* What you need to do:
Copy out every record below, word for word.

* The input:
──────────
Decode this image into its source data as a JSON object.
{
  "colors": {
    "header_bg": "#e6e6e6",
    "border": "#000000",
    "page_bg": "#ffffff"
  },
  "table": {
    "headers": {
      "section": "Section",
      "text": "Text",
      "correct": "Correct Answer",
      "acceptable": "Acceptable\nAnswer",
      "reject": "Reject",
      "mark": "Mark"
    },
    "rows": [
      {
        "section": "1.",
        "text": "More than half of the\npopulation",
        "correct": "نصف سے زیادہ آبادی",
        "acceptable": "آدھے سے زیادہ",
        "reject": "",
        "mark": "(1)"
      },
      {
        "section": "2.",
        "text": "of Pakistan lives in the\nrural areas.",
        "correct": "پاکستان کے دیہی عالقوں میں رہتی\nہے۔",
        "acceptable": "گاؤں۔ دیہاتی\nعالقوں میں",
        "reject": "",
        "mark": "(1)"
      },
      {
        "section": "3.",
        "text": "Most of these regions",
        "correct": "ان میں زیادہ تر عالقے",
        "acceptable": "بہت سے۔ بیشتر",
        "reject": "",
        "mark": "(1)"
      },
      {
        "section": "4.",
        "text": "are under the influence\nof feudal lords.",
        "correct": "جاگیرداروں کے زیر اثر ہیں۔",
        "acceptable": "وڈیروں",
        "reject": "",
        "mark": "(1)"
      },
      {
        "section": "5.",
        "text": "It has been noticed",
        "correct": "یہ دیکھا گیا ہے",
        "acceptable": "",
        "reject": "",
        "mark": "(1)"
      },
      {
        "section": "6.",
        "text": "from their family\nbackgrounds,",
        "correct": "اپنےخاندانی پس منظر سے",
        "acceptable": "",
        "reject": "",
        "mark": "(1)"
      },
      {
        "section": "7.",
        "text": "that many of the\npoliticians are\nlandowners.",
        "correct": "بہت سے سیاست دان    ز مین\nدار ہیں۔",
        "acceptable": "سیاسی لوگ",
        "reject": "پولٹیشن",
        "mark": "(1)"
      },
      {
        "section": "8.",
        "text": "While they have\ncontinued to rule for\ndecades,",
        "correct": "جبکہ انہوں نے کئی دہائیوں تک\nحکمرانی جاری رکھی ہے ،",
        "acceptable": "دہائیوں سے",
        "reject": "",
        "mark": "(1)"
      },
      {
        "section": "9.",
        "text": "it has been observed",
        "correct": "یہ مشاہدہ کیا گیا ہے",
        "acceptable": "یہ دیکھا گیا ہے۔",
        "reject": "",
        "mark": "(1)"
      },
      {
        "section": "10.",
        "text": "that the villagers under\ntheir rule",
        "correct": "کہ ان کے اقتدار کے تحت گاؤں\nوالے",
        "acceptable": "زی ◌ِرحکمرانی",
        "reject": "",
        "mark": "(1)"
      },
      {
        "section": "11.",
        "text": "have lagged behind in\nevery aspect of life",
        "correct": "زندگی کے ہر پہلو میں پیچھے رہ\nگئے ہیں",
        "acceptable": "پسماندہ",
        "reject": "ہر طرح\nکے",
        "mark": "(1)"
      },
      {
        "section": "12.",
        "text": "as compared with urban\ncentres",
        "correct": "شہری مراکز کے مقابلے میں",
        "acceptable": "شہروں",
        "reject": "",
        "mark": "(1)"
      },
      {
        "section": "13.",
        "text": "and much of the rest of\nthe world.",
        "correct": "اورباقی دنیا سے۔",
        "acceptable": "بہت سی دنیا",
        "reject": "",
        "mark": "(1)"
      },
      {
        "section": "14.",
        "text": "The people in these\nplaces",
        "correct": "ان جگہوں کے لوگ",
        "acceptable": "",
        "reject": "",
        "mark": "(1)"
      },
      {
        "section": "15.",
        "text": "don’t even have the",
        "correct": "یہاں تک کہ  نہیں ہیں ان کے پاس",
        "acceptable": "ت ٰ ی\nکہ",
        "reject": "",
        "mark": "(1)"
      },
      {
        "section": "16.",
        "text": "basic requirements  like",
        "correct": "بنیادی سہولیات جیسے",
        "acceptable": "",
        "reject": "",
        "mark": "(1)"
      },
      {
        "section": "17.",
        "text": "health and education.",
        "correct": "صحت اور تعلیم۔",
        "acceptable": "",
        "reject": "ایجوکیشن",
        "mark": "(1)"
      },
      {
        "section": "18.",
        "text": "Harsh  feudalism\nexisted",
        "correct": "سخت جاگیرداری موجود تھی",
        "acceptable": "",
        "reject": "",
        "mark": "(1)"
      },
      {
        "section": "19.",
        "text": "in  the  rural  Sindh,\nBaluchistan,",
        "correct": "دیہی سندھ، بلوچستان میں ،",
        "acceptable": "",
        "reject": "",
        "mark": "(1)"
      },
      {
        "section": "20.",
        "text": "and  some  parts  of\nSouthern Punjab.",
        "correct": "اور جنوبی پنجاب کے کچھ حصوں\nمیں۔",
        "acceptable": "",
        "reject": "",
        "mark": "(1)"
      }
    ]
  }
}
──────────
* Exercise answer:
Decode this image into its source data as a JSON object.
{
  "colors": {
    "header_bg": "#e6e6e6",
    "border": "#000000",
    "page_bg": "#ffffff"
  },
  "table": {
    "headers": {
      "section": "Section",
      "text": "Text",
      "correct": "Correct Answer",
      "acceptable": "Acceptable\nAnswer",
      "reject": "Reject",
      "mark": "Mark"
    },
    "rows": [
      {
        "section": "1.",
        "text": "More than half of the\npopulation",
        "correct": "نصف سے زیادہ آبادی",
        "acceptable": "آدھے سے زیادہ",
        "reject": "",
        "mark": "(1)"
      },
      {
        "section": "2.",
        "text": "of Pakistan lives in the\nrural areas.",
        "correct": "پاکستان کے دیہی عالقوں میں رہتی\nہے۔",
        "acceptable": "گاؤں۔ دیہاتی\nعالقوں میں",
        "reject": "",
        "mark": "(1)"
      },
      {
        "section": "3.",
        "text": "Most of these regions",
        "correct": "ان میں زیادہ تر عالقے",
        "acceptable": "بہت سے۔ بیشتر",
        "reject": "",
        "mark": "(1)"
      },
      {
        "section": "4.",
        "text": "are under the influence\nof feudal lords.",
        "correct": "جاگیرداروں کے زیر اثر ہیں۔",
        "acceptable": "وڈیروں",
        "reject": "",
        "mark": "(1)"
      },
      {
        "section": "5.",
        "text": "It has been noticed",
        "correct": "یہ دیکھا گیا ہے",
        "acceptable": "",
        "reject": "",
        "mark": "(1)"
      },
      {
        "section": "6.",
        "text": "from their family\nbackgrounds,",
        "correct": "اپنےخاندانی پس منظر سے",
        "acceptable": "",
        "reject": "",
        "mark": "(1)"
      },
      {
        "section": "7.",
        "text": "that many of the\npoliticians are\nlandowners.",
        "correct": "بہت سے سیاست دان    ز مین\nدار ہیں۔",
        "acceptable": "سیاسی لوگ",
        "reject": "پولٹیشن",
        "mark": "(1)"
      },
      {
        "section": "8.",
        "text": "While they have\ncontinued to rule for\ndecades,",
        "correct": "جبکہ انہوں نے کئی دہائیوں تک\nحکمرانی جاری رکھی ہے ،",
        "acceptable": "دہائیوں سے",
        "reject": "",
        "mark": "(1)"
      },
      {
        "section": "9.",
        "text": "it has been observed",
        "correct": "یہ مشاہدہ کیا گیا ہے",
        "acceptable": "یہ دیکھا گیا ہے۔",
        "reject": "",
        "mark": "(1)"
      },
      {
        "section": "10.",
        "text": "that the villagers under\ntheir rule",
        "correct": "کہ ان کے اقتدار کے تحت گاؤں\nوالے",
        "acceptable": "زی ◌ِرحکمرانی",
        "reject": "",
        "mark": "(1)"
      },
      {
        "section": "11.",
        "text": "have lagged behind in\nevery aspect of life",
        "correct": "زندگی کے ہر پہلو میں پیچھے رہ\nگئے ہیں",
        "acceptable": "پسماندہ",
        "reject": "ہر طرح\nکے",
        "mark": "(1)"
      },
      {
        "section": "12.",
        "text": "as compared with urban\ncentres",
        "correct": "شہری مراکز کے مقابلے میں",
        "acceptable": "شہروں",
        "reject": "",
        "mark": "(1)"
      },
      {
        "section": "13.",
        "text": "and much of the rest of\nthe world.",
        "correct": "اورباقی دنیا سے۔",
        "acceptable": "بہت سی دنیا",
        "reject": "",
        "mark": "(1)"
      },
      {
        "section": "14.",
        "text": "The people in these\nplaces",
        "correct": "ان جگہوں کے لوگ",
        "acceptable": "",
        "reject": "",
        "mark": "(1)"
      },
      {
        "section": "15.",
        "text": "don’t even have the",
        "correct": "یہاں تک کہ  نہیں ہیں ان کے پاس",
        "acceptable": "ت ٰ ی\nکہ",
        "reject": "",
        "mark": "(1)"
      },
      {
        "section": "16.",
        "text": "basic requirements  like",
        "correct": "بنیادی سہولیات جیسے",
        "acceptable": "",
        "reject": "",
        "mark": "(1)"
      },
      {
        "section": "17.",
        "text": "health and education.",
        "correct": "صحت اور تعلیم۔",
        "acceptable": "",
        "reject": "ایجوکیشن",
        "mark": "(1)"
      },
      {
        "section": "18.",
        "text": "Harsh  feudalism\nexisted",
        "correct": "سخت جاگیرداری موجود تھی",
        "acceptable": "",
        "reject": "",
        "mark": "(1)"
      },
      {
        "section": "19.",
        "text": "in  the  rural  Sindh,\nBaluchistan,",
        "correct": "دیہی سندھ، بلوچستان میں ،",
        "acceptable": "",
        "reject": "",
        "mark": "(1)"
      },
      {
        "section": "20.",
        "text": "and  some  parts  of\nSouthern Punjab.",
        "correct": "اور جنوبی پنجاب کے کچھ حصوں\nمیں۔",
        "acceptable": "",
        "reject": "",
        "mark": "(1)"
      }
    ]
  }
}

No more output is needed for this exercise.